### WHAT YOU WILL DO
Go through the entries below and collect each line with the string "Francis" in it.

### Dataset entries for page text
┏━━

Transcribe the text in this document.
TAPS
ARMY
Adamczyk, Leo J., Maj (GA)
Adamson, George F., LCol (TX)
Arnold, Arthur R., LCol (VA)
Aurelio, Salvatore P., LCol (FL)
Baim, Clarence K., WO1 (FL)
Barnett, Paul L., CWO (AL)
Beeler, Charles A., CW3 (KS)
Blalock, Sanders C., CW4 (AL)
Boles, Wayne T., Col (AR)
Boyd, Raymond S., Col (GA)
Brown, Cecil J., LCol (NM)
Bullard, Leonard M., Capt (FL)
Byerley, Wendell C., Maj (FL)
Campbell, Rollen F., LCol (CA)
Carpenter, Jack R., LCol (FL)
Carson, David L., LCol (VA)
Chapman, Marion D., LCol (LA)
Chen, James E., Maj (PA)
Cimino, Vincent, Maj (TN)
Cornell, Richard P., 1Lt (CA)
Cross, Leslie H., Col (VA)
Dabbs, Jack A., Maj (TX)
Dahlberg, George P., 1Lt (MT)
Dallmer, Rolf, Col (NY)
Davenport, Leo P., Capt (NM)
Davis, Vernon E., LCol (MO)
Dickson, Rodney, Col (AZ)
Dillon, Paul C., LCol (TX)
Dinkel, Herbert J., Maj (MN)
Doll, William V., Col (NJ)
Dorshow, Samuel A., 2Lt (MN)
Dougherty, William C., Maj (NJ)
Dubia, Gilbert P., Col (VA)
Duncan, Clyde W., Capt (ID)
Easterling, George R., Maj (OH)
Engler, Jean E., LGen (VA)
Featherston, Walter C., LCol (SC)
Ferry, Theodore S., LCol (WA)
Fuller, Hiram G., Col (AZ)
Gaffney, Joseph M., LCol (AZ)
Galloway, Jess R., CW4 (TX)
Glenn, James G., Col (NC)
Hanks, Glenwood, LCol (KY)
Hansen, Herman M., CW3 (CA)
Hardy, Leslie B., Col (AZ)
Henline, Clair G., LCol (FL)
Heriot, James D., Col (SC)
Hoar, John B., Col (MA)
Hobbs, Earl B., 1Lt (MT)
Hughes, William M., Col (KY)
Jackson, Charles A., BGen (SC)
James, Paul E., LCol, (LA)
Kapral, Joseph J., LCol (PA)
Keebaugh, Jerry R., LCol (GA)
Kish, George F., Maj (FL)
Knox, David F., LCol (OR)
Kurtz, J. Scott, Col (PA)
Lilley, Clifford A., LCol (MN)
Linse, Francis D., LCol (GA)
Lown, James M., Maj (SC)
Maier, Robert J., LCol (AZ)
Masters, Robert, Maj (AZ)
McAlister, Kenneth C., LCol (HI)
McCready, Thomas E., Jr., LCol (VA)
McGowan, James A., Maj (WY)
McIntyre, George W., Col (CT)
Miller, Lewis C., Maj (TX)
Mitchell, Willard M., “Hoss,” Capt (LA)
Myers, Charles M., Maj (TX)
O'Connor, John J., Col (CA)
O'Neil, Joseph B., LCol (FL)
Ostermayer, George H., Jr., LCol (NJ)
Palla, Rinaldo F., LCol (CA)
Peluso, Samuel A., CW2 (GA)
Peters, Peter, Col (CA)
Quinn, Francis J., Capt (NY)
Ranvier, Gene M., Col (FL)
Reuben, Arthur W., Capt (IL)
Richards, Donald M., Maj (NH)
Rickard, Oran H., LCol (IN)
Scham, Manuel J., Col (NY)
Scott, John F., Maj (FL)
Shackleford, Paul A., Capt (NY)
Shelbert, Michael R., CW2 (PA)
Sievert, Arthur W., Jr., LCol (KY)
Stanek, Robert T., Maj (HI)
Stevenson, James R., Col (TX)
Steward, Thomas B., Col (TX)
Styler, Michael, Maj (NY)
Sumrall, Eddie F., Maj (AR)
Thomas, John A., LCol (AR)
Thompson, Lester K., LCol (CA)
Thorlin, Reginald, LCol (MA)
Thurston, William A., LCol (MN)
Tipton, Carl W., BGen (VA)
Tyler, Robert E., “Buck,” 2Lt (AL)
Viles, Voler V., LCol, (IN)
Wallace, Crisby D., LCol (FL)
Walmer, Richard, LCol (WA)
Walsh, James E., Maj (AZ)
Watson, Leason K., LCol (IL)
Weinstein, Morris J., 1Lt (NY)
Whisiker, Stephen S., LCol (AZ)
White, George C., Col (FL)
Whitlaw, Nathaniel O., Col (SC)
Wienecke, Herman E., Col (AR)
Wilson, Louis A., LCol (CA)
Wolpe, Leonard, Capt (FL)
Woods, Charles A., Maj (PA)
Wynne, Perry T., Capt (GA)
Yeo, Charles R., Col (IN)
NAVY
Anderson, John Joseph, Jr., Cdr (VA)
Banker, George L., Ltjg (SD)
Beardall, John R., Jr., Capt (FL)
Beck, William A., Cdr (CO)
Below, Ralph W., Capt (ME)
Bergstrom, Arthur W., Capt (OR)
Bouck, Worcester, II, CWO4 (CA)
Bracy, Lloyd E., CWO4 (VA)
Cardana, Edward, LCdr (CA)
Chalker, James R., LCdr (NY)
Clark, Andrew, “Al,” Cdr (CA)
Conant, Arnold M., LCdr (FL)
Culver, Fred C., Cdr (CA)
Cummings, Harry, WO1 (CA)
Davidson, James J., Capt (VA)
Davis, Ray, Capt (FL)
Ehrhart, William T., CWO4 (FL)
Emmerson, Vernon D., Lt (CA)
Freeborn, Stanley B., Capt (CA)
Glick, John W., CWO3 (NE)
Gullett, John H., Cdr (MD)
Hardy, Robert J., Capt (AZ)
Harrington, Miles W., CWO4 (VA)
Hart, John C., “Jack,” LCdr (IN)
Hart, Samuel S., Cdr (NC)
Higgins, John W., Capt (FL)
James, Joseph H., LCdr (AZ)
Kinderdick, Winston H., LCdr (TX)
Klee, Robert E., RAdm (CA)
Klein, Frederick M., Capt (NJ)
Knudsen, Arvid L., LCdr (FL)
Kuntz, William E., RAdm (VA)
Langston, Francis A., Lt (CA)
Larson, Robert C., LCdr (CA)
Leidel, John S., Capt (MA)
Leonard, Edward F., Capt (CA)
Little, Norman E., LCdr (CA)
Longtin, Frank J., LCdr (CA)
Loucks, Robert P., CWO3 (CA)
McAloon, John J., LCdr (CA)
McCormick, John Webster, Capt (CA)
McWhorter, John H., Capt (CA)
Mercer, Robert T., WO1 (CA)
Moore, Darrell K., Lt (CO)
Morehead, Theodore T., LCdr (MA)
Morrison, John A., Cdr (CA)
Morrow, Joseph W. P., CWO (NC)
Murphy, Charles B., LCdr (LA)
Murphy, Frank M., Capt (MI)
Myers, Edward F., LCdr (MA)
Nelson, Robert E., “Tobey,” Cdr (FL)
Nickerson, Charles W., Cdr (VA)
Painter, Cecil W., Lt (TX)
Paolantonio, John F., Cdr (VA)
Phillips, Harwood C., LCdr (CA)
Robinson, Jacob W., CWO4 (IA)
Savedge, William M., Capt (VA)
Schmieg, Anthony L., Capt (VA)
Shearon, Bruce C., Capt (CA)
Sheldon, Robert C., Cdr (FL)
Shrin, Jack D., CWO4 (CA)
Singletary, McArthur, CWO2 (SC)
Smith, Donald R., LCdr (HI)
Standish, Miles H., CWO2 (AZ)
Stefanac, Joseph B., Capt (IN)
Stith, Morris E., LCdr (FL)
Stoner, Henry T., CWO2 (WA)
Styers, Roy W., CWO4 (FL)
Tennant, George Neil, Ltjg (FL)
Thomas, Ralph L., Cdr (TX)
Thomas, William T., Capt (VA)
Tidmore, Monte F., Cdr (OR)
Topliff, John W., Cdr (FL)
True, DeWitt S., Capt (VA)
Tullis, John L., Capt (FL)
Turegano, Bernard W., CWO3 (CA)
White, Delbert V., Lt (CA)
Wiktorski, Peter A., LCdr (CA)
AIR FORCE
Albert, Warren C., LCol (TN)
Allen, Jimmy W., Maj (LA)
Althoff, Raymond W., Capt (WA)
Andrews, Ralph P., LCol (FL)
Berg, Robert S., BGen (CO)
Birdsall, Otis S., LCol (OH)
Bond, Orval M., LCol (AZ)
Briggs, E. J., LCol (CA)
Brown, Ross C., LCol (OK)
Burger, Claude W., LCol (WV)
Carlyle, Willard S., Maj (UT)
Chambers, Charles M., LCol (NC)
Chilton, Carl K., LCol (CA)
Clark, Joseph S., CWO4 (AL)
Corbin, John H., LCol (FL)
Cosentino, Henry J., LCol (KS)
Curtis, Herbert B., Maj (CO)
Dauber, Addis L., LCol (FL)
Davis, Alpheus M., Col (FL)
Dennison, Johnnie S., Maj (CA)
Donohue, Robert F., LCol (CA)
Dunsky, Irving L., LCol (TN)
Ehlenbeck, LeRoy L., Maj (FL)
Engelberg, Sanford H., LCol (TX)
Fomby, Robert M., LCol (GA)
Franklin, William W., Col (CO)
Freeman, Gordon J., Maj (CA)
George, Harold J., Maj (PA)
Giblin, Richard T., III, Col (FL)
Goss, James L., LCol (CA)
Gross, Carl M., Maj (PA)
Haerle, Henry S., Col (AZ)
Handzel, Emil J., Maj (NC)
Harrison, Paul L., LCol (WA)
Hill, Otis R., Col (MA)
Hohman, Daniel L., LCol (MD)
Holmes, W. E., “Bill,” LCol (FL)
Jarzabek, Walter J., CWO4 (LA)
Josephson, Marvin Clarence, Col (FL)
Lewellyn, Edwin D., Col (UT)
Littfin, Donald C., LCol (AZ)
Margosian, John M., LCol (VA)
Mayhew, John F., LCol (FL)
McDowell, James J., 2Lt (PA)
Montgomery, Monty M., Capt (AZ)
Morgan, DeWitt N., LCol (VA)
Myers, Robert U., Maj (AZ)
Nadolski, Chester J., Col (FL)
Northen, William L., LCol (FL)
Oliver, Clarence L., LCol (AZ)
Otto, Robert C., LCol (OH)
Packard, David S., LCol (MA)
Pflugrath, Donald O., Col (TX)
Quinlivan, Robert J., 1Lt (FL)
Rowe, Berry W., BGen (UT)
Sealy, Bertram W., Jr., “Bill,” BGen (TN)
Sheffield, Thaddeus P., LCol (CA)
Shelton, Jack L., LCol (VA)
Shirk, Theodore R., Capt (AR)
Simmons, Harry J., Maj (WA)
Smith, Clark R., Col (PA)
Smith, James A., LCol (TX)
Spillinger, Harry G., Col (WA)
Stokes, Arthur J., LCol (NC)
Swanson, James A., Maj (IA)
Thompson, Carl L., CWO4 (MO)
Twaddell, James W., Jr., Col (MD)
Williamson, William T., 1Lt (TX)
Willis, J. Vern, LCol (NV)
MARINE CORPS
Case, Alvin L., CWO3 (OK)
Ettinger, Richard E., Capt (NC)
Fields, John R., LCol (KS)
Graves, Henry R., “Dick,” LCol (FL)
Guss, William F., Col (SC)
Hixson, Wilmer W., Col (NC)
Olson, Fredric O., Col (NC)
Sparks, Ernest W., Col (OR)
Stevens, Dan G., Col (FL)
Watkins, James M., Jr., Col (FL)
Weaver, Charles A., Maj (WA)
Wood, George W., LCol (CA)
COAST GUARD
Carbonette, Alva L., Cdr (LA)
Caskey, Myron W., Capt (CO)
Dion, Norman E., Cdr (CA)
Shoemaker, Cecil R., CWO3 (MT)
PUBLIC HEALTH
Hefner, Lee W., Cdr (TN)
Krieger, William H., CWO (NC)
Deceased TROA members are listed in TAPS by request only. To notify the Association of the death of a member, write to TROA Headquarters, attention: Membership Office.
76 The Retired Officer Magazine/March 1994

┗━━

### RESPONSE TO THE TASK
Linse, Francis D., LCol (GA)
Quinn, Francis J., Capt (NY)
Langston, Francis A., Lt (CA)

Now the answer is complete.